§ DIRECTIONS
Go through the material and pull out every line with the string "page" in it.

§ INPUT FOR THIS TASK
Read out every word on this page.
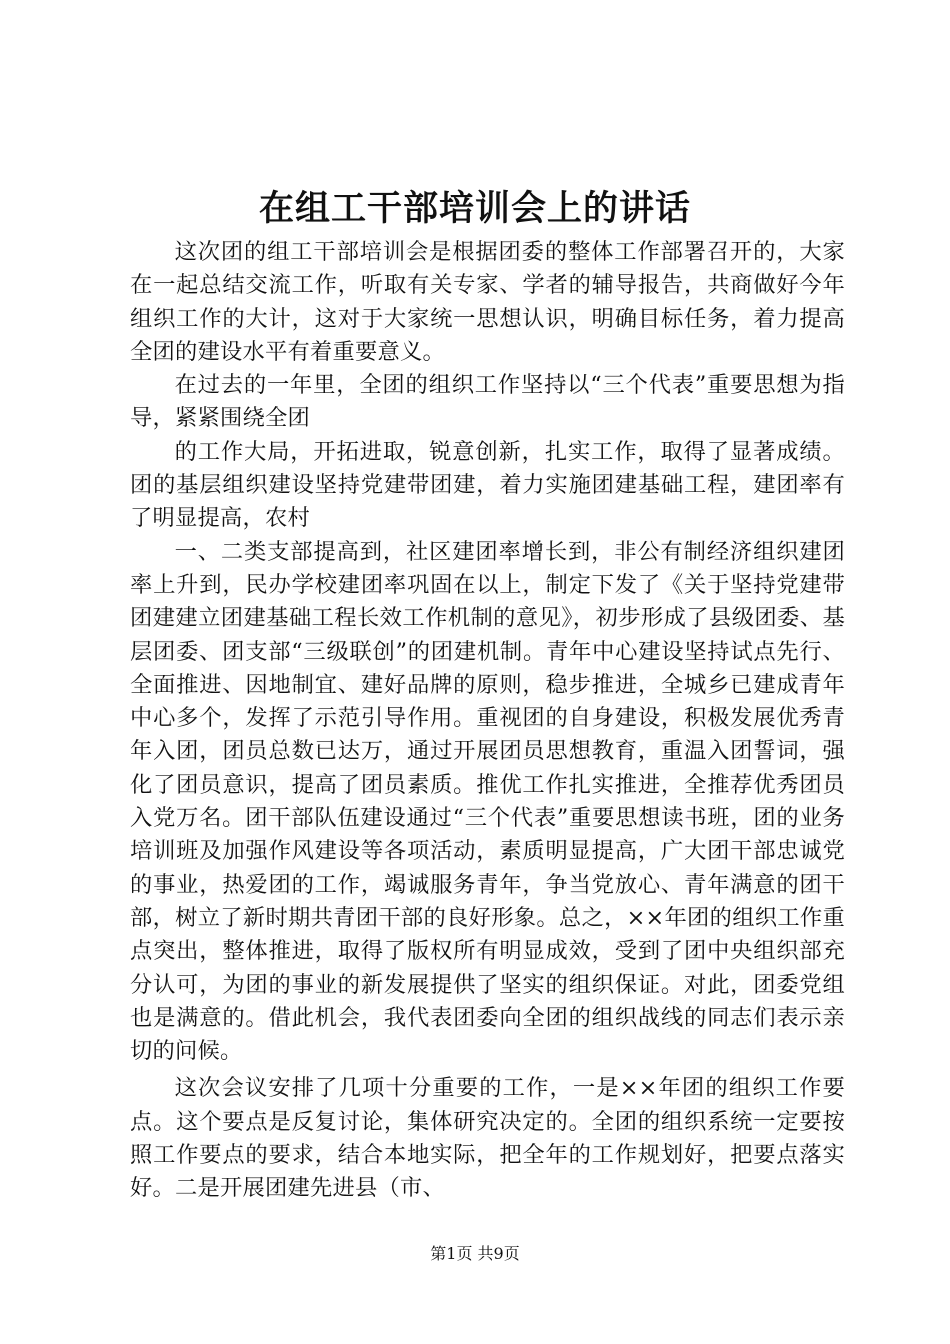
在组工干部培训会上的讲话

这次团的组工干部培训会是根据团委的整体工作部署召开的，大家在一起总结交流工作，听取有关专家、学者的辅导报告，共商做好今年组织工作的大计，这对于大家统一思想认识，明确目标任务，着力提高全团的建设水平有着重要意义。

在过去的一年里，全团的组织工作坚持以“三个代表”重要思想为指导，紧紧围绕全团

的工作大局，开拓进取，锐意创新，扎实工作，取得了显著成绩。团的基层组织建设坚持党建带团建，着力实施团建基础工程，建团率有了明显提高，农村

一、二类支部提高到，社区建团率增长到，非公有制经济组织建团率上升到，民办学校建团率巩固在以上，制定下发了《关于坚持党建带团建建立团建基础工程长效工作机制的意见》，初步形成了县级团委、基层团委、团支部“三级联创”的团建机制。青年中心建设坚持试点先行、全面推进、因地制宜、建好品牌的原则，稳步推进，全城乡已建成青年中心多个，发挥了示范引导作用。重视团的自身建设，积极发展优秀青年入团，团员总数已达万，通过开展团员思想教育，重温入团誓词，强化了团员意识，提高了团员素质。推优工作扎实推进，全推荐优秀团员入党万名。团干部队伍建设通过“三个代表”重要思想读书班，团的业务培训班及加强作风建设等各项活动，素质明显提高，广大团干部忠诚党的事业，热爱团的工作，竭诚服务青年，争当党放心、青年满意的团干部，树立了新时期共青团干部的良好形象。总之，××年团的组织工作重点突出，整体推进，取得了版权所有明显成效，受到了团中央组织部充分认可，为团的事业的新发展提供了坚实的组织保证。对此，团委党组也是满意的。借此机会，我代表团委向全团的组织战线的同志们表示亲切的问候。

这次会议安排了几项十分重要的工作，一是××年团的组织工作要点。这个要点是反复讨论，集体研究决定的。全团的组织系统一定要按照工作要点的要求，结合本地实际，把全年的工作规划好，把要点落实好。二是开展团建先进县（市、

第1页 共9页
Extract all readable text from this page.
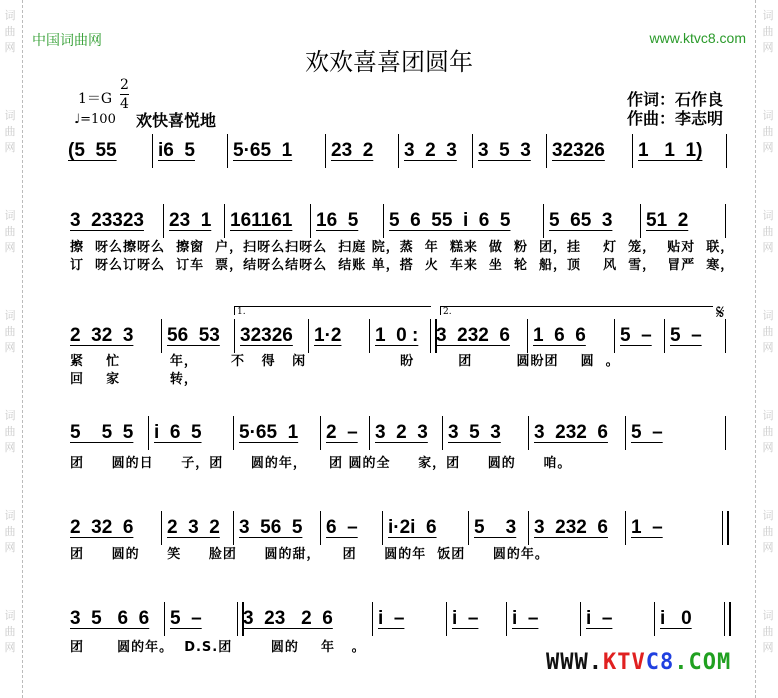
词曲网
词曲网
词曲网
词曲网
词曲网
词曲网
词曲网
词曲网
词曲网
词曲网
词曲网
词曲网
词曲网
词曲网
中国词曲网	www.ktvc8.com
欢欢喜喜团圆年
$1=G \frac{2}{4}$
♩=100 欢快喜悦地
作词：石作良
作曲：李志明
(5  55	i6  5	5·65  1	23  2	3  2  3	3  5  3	32326	1   1  1)
3  23323	23  1 161161	16  5	5  6  55  i  6  5	5  65  3	51  2
擦  呀么擦呀么  擦窗  户，扫呀么扫呀么  扫庭 院，蒸  年  糕来  做  粉  团，挂    灯  笼，  贴对  联，
订  呀么订呀么  订车  票，结呀么结呀么  结账 单，搭  火  车来  坐  轮  船，顶    风  雪，  冒严  寒，
2  32  3	56  53	32326	1·2	1  0 : 3  232  6	1  6  6	5  – 5  –
紧    忙         年，      不   得   闲                 盼        团        圆盼团    圆  。
回    家         转，
5    5  5	i  6  5	5·65  1	2  – 3  2  3	3  5  3	3  232  6	5  –
团     圆的日     子，团     圆的年，    团 圆的全     家，团     圆的     咱。
2  32  6	2  3  2	3  56  5	6  –	i·2i  6	5    3 3  232  6	1  –
团     圆的     笑     脸团     圆的甜，    团     圆的年  饭团     圆的年。
3  5   6  6	5  –	3  23   2  6	i  –	i  –	i  –	i  –	i   0
团      圆的年。  D.S.团       圆的    年   。
1.	2.	𝄋
WWW.KTVC8.COM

§ RESPONSE TO THE EXERCISE
Read out every word on this page.
Extract all readable text from this page.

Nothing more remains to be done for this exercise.